■ **DO THIS**
Copy out the entries below in full and exactly.

■ **DATA TO PROCESS**
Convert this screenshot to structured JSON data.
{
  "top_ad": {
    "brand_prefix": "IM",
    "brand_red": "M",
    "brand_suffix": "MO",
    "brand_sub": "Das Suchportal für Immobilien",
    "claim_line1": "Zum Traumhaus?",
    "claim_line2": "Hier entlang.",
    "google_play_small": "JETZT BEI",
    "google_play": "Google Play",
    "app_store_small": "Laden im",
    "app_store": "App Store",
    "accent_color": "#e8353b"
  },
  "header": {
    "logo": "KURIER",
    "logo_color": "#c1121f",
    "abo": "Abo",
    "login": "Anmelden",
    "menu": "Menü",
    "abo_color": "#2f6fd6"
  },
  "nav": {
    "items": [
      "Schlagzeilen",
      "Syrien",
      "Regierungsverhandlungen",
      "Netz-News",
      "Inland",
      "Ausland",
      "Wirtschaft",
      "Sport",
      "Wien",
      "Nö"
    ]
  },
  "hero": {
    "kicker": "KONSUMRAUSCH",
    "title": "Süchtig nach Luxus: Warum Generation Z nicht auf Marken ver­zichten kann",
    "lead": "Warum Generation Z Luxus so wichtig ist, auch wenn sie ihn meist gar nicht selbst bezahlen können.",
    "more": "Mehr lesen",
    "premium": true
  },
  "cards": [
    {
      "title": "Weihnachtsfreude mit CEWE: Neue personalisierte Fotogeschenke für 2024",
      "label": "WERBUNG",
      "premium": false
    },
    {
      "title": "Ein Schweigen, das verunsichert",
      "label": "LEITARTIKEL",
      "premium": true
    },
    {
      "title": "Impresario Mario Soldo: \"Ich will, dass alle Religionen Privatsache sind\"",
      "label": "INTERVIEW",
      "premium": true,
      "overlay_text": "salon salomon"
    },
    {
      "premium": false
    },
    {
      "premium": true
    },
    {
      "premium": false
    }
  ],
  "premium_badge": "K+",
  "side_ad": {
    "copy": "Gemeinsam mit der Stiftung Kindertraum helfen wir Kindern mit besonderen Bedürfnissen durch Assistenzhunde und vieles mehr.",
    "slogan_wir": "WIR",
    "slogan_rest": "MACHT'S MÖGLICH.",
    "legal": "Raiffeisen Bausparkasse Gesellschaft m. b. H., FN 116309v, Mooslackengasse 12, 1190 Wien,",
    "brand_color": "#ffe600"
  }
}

■ **SOLUTION BELOW**
Convert this screenshot to structured JSON data.
{
  "top_ad": {
    "brand_prefix": "IM",
    "brand_red": "M",
    "brand_suffix": "MO",
    "brand_sub": "Das Suchportal für Immobilien",
    "claim_line1": "Zum Traumhaus?",
    "claim_line2": "Hier entlang.",
    "google_play_small": "JETZT BEI",
    "google_play": "Google Play",
    "app_store_small": "Laden im",
    "app_store": "App Store",
    "accent_color": "#e8353b"
  },
  "header": {
    "logo": "KURIER",
    "logo_color": "#c1121f",
    "abo": "Abo",
    "login": "Anmelden",
    "menu": "Menü",
    "abo_color": "#2f6fd6"
  },
  "nav": {
    "items": [
      "Schlagzeilen",
      "Syrien",
      "Regierungsverhandlungen",
      "Netz-News",
      "Inland",
      "Ausland",
      "Wirtschaft",
      "Sport",
      "Wien",
      "Nö"
    ]
  },
  "hero": {
    "kicker": "KONSUMRAUSCH",
    "title": "Süchtig nach Luxus: Warum Generation Z nicht auf Marken ver­zichten kann",
    "lead": "Warum Generation Z Luxus so wichtig ist, auch wenn sie ihn meist gar nicht selbst bezahlen können.",
    "more": "Mehr lesen",
    "premium": true
  },
  "cards": [
    {
      "title": "Weihnachtsfreude mit CEWE: Neue personalisierte Fotogeschenke für 2024",
      "label": "WERBUNG",
      "premium": false
    },
    {
      "title": "Ein Schweigen, das verunsichert",
      "label": "LEITARTIKEL",
      "premium": true
    },
    {
      "title": "Impresario Mario Soldo: \"Ich will, dass alle Religionen Privatsache sind\"",
      "label": "INTERVIEW",
      "premium": true,
      "overlay_text": "salon salomon"
    },
    {
      "premium": false
    },
    {
      "premium": true
    },
    {
      "premium": false
    }
  ],
  "premium_badge": "K+",
  "side_ad": {
    "copy": "Gemeinsam mit der Stiftung Kindertraum helfen wir Kindern mit besonderen Bedürfnissen durch Assistenzhunde und vieles mehr.",
    "slogan_wir": "WIR",
    "slogan_rest": "MACHT'S MÖGLICH.",
    "legal": "Raiffeisen Bausparkasse Gesellschaft m. b. H., FN 116309v, Mooslackengasse 12, 1190 Wien,",
    "brand_color": "#ffe600"
  }
}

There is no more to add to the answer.